## What to work on
I would like the number of lines in the data that contain the word "activity". Please give that number alone.
[Start of Attachment]
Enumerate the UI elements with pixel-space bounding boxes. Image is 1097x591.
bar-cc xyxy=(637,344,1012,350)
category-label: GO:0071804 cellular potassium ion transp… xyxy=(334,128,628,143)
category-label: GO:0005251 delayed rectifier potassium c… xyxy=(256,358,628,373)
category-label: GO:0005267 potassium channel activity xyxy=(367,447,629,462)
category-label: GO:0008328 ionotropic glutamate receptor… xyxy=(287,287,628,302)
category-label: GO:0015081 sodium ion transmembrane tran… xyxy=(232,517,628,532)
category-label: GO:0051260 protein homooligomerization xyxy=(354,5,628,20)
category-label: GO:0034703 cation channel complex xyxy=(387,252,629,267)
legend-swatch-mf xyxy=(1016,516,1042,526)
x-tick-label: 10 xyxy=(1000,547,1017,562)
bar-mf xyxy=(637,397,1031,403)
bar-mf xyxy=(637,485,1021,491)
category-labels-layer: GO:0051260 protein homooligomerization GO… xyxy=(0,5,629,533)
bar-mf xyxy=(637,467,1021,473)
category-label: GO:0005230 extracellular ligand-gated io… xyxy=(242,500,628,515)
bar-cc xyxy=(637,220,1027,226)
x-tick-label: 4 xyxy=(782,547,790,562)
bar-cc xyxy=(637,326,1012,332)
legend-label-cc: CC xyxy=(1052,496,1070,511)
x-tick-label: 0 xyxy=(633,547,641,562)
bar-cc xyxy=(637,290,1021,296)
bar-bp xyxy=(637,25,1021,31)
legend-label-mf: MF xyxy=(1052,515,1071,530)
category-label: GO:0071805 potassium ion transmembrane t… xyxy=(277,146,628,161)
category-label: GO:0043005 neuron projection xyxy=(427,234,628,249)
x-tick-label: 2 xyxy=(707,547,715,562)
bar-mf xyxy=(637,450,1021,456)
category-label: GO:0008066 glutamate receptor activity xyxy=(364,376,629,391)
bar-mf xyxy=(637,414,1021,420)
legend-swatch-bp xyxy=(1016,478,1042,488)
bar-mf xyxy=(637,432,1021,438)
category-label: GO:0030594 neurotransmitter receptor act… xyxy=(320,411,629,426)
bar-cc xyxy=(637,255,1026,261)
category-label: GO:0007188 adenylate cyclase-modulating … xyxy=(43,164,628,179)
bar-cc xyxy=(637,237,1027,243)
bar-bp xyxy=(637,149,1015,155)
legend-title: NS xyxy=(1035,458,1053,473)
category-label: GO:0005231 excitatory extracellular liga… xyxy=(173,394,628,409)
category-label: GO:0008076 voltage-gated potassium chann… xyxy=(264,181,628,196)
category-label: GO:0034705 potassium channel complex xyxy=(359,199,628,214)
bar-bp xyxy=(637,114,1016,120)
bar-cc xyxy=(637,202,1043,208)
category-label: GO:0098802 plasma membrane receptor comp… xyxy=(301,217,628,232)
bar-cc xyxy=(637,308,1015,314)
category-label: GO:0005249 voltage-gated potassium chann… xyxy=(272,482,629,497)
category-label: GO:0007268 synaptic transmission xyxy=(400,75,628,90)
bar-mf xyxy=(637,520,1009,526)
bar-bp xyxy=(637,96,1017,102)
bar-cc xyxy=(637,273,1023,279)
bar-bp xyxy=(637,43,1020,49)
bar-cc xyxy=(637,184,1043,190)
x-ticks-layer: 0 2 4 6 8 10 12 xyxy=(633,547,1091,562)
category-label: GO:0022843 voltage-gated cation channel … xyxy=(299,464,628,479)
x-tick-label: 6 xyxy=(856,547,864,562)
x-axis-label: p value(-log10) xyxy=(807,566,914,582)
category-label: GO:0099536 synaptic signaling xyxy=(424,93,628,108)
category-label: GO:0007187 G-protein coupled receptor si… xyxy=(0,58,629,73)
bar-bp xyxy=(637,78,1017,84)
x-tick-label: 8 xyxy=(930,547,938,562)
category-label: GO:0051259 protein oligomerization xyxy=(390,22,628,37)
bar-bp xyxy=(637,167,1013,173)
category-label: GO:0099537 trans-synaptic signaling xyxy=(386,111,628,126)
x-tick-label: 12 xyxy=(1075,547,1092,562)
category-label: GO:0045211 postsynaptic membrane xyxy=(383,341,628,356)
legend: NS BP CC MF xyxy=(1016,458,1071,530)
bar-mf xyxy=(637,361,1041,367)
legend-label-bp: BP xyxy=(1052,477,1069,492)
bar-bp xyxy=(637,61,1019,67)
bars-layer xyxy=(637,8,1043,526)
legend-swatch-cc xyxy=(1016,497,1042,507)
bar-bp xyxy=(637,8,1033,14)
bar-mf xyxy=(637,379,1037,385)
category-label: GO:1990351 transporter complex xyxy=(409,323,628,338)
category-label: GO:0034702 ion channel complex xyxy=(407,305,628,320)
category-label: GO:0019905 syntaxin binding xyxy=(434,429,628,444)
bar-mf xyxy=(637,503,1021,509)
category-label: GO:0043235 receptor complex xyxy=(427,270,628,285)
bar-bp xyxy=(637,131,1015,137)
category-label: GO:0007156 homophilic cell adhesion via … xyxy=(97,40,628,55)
[End of Attachment]
## Solved exercise
2